─── SUPPLIED ENTRIES

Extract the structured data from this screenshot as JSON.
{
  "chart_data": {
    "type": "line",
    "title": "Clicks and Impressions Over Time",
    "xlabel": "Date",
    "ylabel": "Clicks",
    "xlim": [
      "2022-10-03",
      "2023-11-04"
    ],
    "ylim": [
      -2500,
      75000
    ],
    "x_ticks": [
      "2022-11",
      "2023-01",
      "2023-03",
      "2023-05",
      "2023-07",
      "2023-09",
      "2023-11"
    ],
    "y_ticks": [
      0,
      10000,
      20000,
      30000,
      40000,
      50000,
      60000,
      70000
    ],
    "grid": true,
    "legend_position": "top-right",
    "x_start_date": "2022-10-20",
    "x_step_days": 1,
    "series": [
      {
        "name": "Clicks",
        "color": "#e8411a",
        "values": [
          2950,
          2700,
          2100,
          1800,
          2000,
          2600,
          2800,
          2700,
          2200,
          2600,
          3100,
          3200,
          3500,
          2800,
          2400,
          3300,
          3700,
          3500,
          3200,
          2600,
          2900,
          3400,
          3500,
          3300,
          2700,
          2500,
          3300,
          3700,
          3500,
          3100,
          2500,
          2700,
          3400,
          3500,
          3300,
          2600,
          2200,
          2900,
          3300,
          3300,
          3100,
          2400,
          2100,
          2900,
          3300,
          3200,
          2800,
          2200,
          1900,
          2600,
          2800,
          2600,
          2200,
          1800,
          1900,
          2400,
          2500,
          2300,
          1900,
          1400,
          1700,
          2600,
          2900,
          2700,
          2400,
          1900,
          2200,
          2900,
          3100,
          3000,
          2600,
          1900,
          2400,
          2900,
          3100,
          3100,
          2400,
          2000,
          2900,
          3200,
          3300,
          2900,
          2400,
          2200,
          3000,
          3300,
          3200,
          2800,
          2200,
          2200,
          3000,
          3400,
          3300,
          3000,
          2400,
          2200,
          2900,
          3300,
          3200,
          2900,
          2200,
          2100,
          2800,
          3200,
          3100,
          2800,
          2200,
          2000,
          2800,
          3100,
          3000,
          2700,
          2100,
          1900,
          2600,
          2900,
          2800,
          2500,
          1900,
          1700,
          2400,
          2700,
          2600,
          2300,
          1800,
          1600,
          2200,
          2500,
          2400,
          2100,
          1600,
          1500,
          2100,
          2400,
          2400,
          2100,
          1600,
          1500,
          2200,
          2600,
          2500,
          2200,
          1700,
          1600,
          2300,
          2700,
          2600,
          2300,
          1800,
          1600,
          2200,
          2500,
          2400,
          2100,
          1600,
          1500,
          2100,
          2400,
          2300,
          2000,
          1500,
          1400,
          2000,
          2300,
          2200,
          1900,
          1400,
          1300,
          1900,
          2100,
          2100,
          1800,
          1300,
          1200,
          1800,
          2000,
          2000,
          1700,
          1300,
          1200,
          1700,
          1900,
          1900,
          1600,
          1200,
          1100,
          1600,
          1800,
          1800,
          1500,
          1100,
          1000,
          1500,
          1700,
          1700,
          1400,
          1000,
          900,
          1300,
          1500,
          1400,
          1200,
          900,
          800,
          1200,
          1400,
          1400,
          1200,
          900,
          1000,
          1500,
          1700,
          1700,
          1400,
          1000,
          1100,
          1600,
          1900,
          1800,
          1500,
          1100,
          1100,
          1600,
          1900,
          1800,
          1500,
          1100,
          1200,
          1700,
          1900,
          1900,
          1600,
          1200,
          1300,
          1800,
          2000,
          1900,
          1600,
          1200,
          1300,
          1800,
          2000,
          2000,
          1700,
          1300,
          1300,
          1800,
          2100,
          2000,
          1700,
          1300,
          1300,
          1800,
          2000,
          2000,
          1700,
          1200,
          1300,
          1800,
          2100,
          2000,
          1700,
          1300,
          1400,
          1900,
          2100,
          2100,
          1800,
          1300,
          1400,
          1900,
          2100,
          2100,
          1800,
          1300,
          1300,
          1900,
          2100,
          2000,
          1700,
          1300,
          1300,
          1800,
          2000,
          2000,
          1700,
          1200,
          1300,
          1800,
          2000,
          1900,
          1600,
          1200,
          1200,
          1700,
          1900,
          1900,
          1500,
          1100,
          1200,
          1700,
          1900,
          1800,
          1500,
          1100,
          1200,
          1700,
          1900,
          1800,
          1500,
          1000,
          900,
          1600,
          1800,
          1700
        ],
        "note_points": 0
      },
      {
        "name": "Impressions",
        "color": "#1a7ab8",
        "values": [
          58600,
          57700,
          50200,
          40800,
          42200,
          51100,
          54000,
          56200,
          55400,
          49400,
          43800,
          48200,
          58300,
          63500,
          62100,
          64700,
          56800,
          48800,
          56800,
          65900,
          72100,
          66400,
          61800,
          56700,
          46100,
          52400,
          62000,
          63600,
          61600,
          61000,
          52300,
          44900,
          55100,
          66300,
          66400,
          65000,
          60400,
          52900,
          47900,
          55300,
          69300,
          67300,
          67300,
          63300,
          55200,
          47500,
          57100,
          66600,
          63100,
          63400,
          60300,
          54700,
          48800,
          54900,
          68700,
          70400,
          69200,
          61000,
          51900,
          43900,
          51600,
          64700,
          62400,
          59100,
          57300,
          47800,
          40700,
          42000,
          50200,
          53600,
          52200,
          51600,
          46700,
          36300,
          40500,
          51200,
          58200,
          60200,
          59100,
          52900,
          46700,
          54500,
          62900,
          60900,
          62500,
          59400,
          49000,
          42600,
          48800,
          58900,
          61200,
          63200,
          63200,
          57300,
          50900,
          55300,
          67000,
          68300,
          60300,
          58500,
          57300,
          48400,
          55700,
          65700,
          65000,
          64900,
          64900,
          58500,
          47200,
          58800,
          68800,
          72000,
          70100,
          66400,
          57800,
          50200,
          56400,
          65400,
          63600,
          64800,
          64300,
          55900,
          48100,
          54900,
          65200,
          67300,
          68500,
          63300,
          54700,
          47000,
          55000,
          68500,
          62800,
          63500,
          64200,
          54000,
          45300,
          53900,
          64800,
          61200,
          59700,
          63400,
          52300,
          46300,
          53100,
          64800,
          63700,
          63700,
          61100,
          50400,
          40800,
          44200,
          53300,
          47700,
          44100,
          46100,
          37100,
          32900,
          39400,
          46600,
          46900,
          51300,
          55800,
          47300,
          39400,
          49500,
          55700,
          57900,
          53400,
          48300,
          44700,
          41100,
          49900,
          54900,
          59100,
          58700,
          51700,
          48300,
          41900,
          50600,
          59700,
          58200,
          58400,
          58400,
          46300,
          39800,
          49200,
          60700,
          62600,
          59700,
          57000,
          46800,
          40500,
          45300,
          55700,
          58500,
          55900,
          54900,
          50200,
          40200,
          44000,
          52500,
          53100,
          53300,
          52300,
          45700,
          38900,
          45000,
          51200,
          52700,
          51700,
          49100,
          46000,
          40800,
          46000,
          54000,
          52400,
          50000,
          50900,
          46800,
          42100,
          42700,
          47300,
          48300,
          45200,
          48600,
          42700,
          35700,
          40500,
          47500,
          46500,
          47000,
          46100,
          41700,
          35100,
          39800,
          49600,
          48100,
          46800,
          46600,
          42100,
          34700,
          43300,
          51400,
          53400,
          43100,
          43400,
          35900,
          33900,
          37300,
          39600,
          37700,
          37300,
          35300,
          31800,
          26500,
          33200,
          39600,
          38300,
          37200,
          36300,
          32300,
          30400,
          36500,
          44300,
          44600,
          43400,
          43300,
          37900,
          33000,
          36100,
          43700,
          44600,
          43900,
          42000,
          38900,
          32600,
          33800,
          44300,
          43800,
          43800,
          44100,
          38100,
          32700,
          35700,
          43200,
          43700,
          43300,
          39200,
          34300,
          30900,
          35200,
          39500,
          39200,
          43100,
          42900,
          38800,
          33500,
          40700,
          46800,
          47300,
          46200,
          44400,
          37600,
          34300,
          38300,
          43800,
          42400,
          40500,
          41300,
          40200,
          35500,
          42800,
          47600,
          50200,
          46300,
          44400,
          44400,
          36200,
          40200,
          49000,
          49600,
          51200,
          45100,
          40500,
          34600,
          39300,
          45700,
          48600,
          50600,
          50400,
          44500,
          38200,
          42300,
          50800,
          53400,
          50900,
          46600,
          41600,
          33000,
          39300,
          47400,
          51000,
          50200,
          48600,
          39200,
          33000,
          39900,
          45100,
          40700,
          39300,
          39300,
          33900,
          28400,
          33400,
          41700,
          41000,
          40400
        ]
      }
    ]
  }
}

──────

> [PROMPT]:
Gather every line containing the word "Impressions" and copy it.

> [SOLUTION TO THE EXERCISE]:
    "title": "Clicks and Impressions Over Time",
        "name": "Impressions",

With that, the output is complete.